THE TASK: Each entry should be quoted word for word, including every mark of punctuation.

+++ SUPPLIED ENTRIES

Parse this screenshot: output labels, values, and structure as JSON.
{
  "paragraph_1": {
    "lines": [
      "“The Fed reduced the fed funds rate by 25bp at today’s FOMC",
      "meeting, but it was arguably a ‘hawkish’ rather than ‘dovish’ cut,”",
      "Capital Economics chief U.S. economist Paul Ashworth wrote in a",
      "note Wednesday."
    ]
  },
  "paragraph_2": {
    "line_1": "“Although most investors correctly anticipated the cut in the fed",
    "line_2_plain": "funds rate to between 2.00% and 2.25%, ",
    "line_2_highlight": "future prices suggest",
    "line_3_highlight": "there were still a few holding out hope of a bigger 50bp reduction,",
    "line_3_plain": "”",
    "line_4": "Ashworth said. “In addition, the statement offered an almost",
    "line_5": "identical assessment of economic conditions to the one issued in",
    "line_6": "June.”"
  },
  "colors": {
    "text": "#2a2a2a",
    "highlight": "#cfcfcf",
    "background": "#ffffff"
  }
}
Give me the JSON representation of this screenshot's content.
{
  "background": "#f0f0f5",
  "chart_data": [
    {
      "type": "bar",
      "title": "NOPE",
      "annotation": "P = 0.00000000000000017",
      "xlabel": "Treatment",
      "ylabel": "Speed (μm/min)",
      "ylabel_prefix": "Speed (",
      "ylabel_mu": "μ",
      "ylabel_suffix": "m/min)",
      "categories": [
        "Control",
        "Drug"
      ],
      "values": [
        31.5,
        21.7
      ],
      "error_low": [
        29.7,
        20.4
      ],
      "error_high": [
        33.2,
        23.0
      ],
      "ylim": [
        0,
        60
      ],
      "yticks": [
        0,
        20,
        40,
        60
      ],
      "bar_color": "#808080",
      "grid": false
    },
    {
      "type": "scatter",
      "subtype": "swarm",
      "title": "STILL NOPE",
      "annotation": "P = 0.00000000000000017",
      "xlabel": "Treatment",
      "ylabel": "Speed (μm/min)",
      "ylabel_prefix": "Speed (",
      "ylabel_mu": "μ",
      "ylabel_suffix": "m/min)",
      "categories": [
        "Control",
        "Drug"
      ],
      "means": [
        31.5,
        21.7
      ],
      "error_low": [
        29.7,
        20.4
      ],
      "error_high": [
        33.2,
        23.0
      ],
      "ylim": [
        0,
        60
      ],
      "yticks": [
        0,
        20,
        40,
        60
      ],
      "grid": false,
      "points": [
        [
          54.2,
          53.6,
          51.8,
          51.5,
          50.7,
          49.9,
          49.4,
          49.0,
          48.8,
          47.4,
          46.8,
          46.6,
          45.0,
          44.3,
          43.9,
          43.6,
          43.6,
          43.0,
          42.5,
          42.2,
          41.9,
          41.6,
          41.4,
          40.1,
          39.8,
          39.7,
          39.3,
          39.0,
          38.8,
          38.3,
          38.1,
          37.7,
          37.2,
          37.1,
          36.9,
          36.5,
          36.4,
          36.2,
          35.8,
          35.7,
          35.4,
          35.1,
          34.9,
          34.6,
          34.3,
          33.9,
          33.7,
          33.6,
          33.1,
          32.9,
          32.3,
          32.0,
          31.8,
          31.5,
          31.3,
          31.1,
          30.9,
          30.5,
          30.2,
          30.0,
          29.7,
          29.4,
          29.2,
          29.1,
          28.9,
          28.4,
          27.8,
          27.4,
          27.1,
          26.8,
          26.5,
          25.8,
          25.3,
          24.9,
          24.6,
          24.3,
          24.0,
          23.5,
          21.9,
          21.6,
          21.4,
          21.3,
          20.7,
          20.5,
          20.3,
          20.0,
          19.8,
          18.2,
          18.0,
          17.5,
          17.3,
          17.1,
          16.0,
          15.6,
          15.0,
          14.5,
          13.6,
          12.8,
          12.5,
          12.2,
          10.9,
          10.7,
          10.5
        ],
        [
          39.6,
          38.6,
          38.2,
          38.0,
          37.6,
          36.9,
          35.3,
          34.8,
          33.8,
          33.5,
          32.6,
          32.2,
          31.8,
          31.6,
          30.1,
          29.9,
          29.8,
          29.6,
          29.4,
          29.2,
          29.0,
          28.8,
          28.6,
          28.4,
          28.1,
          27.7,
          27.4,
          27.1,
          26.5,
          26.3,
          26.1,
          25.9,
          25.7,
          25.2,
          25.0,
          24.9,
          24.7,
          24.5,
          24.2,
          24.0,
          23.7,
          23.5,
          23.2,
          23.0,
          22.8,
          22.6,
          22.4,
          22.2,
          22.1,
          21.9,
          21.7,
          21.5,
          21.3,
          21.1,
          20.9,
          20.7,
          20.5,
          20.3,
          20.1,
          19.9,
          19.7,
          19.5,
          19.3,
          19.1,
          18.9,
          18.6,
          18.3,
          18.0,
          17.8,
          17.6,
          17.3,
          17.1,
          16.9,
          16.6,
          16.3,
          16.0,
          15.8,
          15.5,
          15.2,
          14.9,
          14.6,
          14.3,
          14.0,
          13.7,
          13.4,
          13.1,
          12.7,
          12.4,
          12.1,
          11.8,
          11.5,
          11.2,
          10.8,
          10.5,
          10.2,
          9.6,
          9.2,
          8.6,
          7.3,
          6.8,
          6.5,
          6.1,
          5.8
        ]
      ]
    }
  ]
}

++++++

SOLUTION FOR THIS TASK:
Parse this screenshot: output labels, values, and structure as JSON.
{
  "paragraph_1": {
    "lines": [
      "“The Fed reduced the fed funds rate by 25bp at today’s FOMC",
      "meeting, but it was arguably a ‘hawkish’ rather than ‘dovish’ cut,”",
      "Capital Economics chief U.S. economist Paul Ashworth wrote in a",
      "note Wednesday."
    ]
  },
  "paragraph_2": {
    "line_1": "“Although most investors correctly anticipated the cut in the fed",
    "line_2_plain": "funds rate to between 2.00% and 2.25%, ",
    "line_2_highlight": "future prices suggest",
    "line_3_highlight": "there were still a few holding out hope of a bigger 50bp reduction,",
    "line_3_plain": "”",
    "line_4": "Ashworth said. “In addition, the statement offered an almost",
    "line_5": "identical assessment of economic conditions to the one issued in",
    "line_6": "June.”"
  },
  "colors": {
    "text": "#2a2a2a",
    "highlight": "#cfcfcf",
    "background": "#ffffff"
  }
}
Give me the JSON representation of this screenshot's content.
{
  "background": "#f0f0f5",
  "chart_data": [
    {
      "type": "bar",
      "title": "NOPE",
      "annotation": "P = 0.00000000000000017",
      "xlabel": "Treatment",
      "ylabel": "Speed (μm/min)",
      "ylabel_prefix": "Speed (",
      "ylabel_mu": "μ",
      "ylabel_suffix": "m/min)",
      "categories": [
        "Control",
        "Drug"
      ],
      "values": [
        31.5,
        21.7
      ],
      "error_low": [
        29.7,
        20.4
      ],
      "error_high": [
        33.2,
        23.0
      ],
      "ylim": [
        0,
        60
      ],
      "yticks": [
        0,
        20,
        40,
        60
      ],
      "bar_color": "#808080",
      "grid": false
    },
    {
      "type": "scatter",
      "subtype": "swarm",
      "title": "STILL NOPE",
      "annotation": "P = 0.00000000000000017",
      "xlabel": "Treatment",
      "ylabel": "Speed (μm/min)",
      "ylabel_prefix": "Speed (",
      "ylabel_mu": "μ",
      "ylabel_suffix": "m/min)",
      "categories": [
        "Control",
        "Drug"
      ],
      "means": [
        31.5,
        21.7
      ],
      "error_low": [
        29.7,
        20.4
      ],
      "error_high": [
        33.2,
        23.0
      ],
      "ylim": [
        0,
        60
      ],
      "yticks": [
        0,
        20,
        40,
        60
      ],
      "grid": false,
      "points": [
        [
          54.2,
          53.6,
          51.8,
          51.5,
          50.7,
          49.9,
          49.4,
          49.0,
          48.8,
          47.4,
          46.8,
          46.6,
          45.0,
          44.3,
          43.9,
          43.6,
          43.6,
          43.0,
          42.5,
          42.2,
          41.9,
          41.6,
          41.4,
          40.1,
          39.8,
          39.7,
          39.3,
          39.0,
          38.8,
          38.3,
          38.1,
          37.7,
          37.2,
          37.1,
          36.9,
          36.5,
          36.4,
          36.2,
          35.8,
          35.7,
          35.4,
          35.1,
          34.9,
          34.6,
          34.3,
          33.9,
          33.7,
          33.6,
          33.1,
          32.9,
          32.3,
          32.0,
          31.8,
          31.5,
          31.3,
          31.1,
          30.9,
          30.5,
          30.2,
          30.0,
          29.7,
          29.4,
          29.2,
          29.1,
          28.9,
          28.4,
          27.8,
          27.4,
          27.1,
          26.8,
          26.5,
          25.8,
          25.3,
          24.9,
          24.6,
          24.3,
          24.0,
          23.5,
          21.9,
          21.6,
          21.4,
          21.3,
          20.7,
          20.5,
          20.3,
          20.0,
          19.8,
          18.2,
          18.0,
          17.5,
          17.3,
          17.1,
          16.0,
          15.6,
          15.0,
          14.5,
          13.6,
          12.8,
          12.5,
          12.2,
          10.9,
          10.7,
          10.5
        ],
        [
          39.6,
          38.6,
          38.2,
          38.0,
          37.6,
          36.9,
          35.3,
          34.8,
          33.8,
          33.5,
          32.6,
          32.2,
          31.8,
          31.6,
          30.1,
          29.9,
          29.8,
          29.6,
          29.4,
          29.2,
          29.0,
          28.8,
          28.6,
          28.4,
          28.1,
          27.7,
          27.4,
          27.1,
          26.5,
          26.3,
          26.1,
          25.9,
          25.7,
          25.2,
          25.0,
          24.9,
          24.7,
          24.5,
          24.2,
          24.0,
          23.7,
          23.5,
          23.2,
          23.0,
          22.8,
          22.6,
          22.4,
          22.2,
          22.1,
          21.9,
          21.7,
          21.5,
          21.3,
          21.1,
          20.9,
          20.7,
          20.5,
          20.3,
          20.1,
          19.9,
          19.7,
          19.5,
          19.3,
          19.1,
          18.9,
          18.6,
          18.3,
          18.0,
          17.8,
          17.6,
          17.3,
          17.1,
          16.9,
          16.6,
          16.3,
          16.0,
          15.8,
          15.5,
          15.2,
          14.9,
          14.6,
          14.3,
          14.0,
          13.7,
          13.4,
          13.1,
          12.7,
          12.4,
          12.1,
          11.8,
          11.5,
          11.2,
          10.8,
          10.5,
          10.2,
          9.6,
          9.2,
          8.6,
          7.3,
          6.8,
          6.5,
          6.1,
          5.8
        ]
      ]
    }
  ]
}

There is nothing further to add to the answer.